──────── Data
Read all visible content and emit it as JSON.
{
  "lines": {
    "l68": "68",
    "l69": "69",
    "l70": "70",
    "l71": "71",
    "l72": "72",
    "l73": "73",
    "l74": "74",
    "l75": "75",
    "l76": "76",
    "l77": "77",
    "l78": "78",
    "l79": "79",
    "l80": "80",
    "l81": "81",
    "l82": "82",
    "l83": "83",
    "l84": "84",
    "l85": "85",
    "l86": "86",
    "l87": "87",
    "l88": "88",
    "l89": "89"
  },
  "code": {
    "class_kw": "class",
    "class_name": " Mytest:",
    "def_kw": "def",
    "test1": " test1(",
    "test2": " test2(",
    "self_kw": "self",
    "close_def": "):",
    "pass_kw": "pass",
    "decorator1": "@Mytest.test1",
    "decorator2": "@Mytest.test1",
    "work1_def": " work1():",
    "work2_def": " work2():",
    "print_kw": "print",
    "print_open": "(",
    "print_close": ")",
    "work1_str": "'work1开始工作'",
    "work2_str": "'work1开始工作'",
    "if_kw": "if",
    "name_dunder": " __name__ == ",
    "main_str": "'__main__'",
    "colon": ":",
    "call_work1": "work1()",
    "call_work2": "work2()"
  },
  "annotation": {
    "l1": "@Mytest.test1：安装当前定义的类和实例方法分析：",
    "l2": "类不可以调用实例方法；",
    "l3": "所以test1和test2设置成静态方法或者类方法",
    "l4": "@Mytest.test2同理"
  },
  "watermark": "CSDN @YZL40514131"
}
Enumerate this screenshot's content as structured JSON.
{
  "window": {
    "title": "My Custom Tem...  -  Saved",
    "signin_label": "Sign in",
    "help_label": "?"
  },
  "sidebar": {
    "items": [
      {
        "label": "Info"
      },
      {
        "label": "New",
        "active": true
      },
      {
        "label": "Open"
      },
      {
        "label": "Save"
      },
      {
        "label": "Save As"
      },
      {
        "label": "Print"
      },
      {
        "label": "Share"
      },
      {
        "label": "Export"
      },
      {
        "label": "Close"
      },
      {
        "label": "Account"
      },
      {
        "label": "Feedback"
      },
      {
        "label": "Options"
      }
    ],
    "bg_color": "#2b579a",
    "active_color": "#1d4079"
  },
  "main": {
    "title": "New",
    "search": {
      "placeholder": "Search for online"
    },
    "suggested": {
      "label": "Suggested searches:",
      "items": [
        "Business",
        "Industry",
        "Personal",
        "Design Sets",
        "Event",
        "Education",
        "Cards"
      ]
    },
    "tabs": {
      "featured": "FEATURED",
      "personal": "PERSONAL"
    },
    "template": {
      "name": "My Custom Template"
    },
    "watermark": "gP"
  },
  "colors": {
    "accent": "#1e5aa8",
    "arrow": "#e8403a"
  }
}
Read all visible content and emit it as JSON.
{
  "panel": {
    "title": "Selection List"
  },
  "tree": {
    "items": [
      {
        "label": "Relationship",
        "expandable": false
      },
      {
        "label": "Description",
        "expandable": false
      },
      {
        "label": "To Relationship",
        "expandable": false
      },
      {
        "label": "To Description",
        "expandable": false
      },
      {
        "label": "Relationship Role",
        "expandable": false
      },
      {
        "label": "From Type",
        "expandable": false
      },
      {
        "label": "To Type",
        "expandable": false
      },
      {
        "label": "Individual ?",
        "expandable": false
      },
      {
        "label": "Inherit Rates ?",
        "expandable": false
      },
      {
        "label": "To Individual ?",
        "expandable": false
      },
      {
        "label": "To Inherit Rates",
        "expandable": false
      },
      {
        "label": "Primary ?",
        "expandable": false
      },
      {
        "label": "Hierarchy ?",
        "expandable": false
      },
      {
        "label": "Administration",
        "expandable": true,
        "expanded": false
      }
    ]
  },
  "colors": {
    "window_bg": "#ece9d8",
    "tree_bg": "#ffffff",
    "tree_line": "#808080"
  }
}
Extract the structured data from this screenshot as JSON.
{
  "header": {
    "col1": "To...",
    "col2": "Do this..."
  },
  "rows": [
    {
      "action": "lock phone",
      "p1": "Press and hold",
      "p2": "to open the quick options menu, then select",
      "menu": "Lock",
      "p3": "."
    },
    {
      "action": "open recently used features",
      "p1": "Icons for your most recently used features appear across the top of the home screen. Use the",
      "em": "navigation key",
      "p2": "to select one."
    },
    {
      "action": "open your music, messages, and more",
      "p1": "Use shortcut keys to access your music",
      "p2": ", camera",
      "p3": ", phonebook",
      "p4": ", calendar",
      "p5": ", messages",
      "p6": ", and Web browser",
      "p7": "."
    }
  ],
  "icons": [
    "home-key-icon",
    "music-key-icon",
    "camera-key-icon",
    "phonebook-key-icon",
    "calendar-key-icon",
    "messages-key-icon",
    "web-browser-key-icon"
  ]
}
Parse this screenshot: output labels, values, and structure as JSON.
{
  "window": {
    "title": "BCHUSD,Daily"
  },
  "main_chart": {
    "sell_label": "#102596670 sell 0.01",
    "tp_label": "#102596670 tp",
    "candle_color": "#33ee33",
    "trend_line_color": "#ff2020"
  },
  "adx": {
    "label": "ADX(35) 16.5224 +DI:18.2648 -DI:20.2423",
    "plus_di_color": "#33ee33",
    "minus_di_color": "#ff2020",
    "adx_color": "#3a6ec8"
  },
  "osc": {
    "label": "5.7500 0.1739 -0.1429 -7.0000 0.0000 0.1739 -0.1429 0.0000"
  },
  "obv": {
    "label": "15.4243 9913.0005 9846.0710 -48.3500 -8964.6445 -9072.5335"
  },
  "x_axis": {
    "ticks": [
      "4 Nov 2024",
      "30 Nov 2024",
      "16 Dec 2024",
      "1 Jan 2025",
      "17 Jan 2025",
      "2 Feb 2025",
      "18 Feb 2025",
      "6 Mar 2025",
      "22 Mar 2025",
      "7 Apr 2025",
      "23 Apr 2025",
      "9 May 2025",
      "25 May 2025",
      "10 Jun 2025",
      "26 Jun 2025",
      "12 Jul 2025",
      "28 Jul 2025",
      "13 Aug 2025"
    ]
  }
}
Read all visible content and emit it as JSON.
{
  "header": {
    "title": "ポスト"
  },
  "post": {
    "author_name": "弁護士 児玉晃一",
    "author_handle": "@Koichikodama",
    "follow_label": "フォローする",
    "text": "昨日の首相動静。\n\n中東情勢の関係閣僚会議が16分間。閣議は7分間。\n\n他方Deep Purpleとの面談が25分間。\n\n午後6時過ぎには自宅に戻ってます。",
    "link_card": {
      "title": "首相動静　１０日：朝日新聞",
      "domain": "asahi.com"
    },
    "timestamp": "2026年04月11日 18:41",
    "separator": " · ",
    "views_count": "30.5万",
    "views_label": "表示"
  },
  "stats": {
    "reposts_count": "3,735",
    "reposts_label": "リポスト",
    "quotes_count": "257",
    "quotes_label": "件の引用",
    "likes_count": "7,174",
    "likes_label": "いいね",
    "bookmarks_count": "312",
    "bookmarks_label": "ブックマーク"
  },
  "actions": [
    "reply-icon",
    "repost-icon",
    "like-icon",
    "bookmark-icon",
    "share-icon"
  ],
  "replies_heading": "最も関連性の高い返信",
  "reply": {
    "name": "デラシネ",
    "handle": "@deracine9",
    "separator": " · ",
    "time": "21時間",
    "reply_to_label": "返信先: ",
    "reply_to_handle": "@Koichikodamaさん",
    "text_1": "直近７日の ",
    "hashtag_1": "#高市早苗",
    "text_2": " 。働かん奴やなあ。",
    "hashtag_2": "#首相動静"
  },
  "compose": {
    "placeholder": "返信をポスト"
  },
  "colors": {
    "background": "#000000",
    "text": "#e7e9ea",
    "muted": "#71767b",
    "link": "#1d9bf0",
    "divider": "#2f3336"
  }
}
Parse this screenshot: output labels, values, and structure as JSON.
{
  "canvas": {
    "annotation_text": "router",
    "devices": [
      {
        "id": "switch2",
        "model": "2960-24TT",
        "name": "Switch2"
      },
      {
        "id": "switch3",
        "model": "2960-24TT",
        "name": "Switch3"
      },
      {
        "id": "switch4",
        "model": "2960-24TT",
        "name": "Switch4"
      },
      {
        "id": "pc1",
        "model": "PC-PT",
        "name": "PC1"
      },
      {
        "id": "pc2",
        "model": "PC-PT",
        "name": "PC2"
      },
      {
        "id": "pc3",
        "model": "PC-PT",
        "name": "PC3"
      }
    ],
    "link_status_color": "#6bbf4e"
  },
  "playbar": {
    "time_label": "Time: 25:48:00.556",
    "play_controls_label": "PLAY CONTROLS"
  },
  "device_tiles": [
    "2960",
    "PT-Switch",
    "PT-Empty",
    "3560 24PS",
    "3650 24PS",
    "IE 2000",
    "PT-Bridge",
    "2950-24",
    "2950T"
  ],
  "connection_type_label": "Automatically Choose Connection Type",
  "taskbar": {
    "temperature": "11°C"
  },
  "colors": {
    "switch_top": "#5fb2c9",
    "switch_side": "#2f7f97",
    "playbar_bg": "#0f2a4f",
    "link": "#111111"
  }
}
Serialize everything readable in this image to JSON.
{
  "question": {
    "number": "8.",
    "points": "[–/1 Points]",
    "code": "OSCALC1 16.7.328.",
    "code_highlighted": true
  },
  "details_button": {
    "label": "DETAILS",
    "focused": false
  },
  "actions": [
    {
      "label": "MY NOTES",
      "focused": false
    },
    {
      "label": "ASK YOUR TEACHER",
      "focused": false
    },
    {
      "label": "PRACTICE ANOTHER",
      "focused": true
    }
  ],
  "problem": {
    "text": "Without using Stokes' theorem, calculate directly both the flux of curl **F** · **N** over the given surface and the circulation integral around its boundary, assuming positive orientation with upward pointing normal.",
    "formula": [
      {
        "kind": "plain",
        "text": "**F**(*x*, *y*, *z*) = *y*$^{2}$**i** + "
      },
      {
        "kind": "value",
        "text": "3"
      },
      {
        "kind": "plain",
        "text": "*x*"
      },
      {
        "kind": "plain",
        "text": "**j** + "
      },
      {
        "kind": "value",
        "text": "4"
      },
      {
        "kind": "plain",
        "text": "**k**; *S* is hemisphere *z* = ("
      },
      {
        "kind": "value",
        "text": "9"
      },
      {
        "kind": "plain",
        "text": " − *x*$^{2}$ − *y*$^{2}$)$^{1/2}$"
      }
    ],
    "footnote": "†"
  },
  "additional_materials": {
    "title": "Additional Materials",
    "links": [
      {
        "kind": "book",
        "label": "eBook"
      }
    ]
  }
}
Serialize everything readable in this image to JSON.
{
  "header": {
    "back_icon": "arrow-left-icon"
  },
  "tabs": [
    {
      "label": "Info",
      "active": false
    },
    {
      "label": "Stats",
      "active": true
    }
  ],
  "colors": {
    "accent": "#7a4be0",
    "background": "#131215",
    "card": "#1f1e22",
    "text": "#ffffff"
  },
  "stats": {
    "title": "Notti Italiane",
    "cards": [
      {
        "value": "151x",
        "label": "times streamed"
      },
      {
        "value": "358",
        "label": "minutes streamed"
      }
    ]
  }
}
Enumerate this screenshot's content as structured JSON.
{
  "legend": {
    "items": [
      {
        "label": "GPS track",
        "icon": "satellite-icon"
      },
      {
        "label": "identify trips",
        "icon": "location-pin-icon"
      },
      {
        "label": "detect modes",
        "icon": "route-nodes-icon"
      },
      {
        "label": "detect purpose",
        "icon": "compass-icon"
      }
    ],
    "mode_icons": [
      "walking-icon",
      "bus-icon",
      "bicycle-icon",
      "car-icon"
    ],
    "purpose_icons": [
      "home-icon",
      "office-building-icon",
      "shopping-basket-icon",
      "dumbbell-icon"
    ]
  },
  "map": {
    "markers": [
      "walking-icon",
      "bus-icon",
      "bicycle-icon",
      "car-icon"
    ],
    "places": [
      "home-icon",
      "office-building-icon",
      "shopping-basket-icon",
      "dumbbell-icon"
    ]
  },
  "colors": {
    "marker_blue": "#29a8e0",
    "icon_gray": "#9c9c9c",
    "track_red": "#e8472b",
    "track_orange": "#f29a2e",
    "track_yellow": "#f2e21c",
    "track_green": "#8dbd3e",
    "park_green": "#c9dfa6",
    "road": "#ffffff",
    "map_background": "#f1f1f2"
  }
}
────────────────
Aim —
Find "browser". Copy every line it occurs in.

The completed task —
      "p6": ", and Web browser",
    "web-browser-key-icon"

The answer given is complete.